> DIRECTIONS FOR THIS TASK
Exactly as given, transcribe each entry that follows.

Dataset records

[Start of Attachment]

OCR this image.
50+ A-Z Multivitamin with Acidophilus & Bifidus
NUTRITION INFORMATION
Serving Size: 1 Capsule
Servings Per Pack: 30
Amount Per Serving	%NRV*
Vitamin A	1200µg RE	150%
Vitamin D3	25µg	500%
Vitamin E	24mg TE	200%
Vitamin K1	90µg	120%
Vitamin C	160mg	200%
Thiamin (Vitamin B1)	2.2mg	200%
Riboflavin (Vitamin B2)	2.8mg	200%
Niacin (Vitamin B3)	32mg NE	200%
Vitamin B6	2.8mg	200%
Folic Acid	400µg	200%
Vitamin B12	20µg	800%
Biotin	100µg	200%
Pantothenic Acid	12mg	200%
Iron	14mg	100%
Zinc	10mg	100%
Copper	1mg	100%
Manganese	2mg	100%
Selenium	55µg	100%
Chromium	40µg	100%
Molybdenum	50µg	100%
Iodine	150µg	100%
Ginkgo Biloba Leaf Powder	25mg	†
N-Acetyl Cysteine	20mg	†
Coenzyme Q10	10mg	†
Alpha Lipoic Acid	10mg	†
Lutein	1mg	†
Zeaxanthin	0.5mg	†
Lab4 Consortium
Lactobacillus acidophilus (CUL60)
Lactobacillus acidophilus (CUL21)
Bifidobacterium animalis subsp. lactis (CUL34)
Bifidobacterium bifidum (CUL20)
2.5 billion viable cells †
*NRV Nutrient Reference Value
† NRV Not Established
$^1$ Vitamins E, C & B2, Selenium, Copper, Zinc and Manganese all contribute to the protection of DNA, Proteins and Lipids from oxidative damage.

[End of Attachment]

> YOUR SOLUTION
OCR this image.
50+ A-Z Multivitamin with Acidophilus & Bifidus
NUTRITION INFORMATION
Serving Size: 1 Capsule
Servings Per Pack: 30
Amount Per Serving	%NRV*
Vitamin A	1200µg RE	150%
Vitamin D3	25µg	500%
Vitamin E	24mg TE	200%
Vitamin K1	90µg	120%
Vitamin C	160mg	200%
Thiamin (Vitamin B1)	2.2mg	200%
Riboflavin (Vitamin B2)	2.8mg	200%
Niacin (Vitamin B3)	32mg NE	200%
Vitamin B6	2.8mg	200%
Folic Acid	400µg	200%
Vitamin B12	20µg	800%
Biotin	100µg	200%
Pantothenic Acid	12mg	200%
Iron	14mg	100%
Zinc	10mg	100%
Copper	1mg	100%
Manganese	2mg	100%
Selenium	55µg	100%
Chromium	40µg	100%
Molybdenum	50µg	100%
Iodine	150µg	100%
Ginkgo Biloba Leaf Powder	25mg	†
N-Acetyl Cysteine	20mg	†
Coenzyme Q10	10mg	†
Alpha Lipoic Acid	10mg	†
Lutein	1mg	†
Zeaxanthin	0.5mg	†
Lab4 Consortium
Lactobacillus acidophilus (CUL60)
Lactobacillus acidophilus (CUL21)
Bifidobacterium animalis subsp. lactis (CUL34)
Bifidobacterium bifidum (CUL20)
2.5 billion viable cells †
*NRV Nutrient Reference Value
† NRV Not Established
$^1$ Vitamins E, C & B2, Selenium, Copper, Zinc and Manganese all contribute to the protection of DNA, Proteins and Lipids from oxidative damage.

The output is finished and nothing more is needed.